WHAT NEEDS TO BE DONE: Locate each line below that includes "heart" and reproduce it.
** begin DATA ROWS **
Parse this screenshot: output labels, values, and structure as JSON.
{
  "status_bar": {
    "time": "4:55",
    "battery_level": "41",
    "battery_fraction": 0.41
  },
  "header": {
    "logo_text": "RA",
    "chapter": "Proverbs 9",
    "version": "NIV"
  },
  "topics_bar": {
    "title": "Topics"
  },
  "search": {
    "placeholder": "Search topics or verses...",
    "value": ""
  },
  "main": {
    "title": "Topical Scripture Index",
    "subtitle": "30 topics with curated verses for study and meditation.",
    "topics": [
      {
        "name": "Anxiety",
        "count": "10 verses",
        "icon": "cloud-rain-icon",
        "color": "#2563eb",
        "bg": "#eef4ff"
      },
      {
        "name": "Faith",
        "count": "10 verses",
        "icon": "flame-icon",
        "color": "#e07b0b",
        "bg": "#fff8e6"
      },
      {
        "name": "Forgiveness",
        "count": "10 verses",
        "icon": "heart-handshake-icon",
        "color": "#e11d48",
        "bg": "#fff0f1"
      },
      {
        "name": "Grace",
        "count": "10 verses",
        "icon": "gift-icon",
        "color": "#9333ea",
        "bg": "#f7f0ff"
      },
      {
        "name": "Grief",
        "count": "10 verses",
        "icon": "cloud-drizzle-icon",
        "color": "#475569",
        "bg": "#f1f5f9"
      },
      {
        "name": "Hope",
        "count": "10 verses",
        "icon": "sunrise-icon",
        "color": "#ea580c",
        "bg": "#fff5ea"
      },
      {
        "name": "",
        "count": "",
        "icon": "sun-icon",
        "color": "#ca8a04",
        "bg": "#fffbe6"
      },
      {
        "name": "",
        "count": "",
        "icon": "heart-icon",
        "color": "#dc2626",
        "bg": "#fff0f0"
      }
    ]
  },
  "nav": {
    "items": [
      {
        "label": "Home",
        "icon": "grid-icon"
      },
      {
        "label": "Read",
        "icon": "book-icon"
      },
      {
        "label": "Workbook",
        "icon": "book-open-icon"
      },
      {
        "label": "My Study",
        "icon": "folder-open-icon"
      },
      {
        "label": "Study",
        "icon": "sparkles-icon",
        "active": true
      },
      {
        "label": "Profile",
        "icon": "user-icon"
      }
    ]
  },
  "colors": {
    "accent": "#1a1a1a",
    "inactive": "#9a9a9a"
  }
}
** end DATA ROWS **
IN RESPONSE:
        "icon": "heart-handshake-icon",
        "icon": "heart-icon",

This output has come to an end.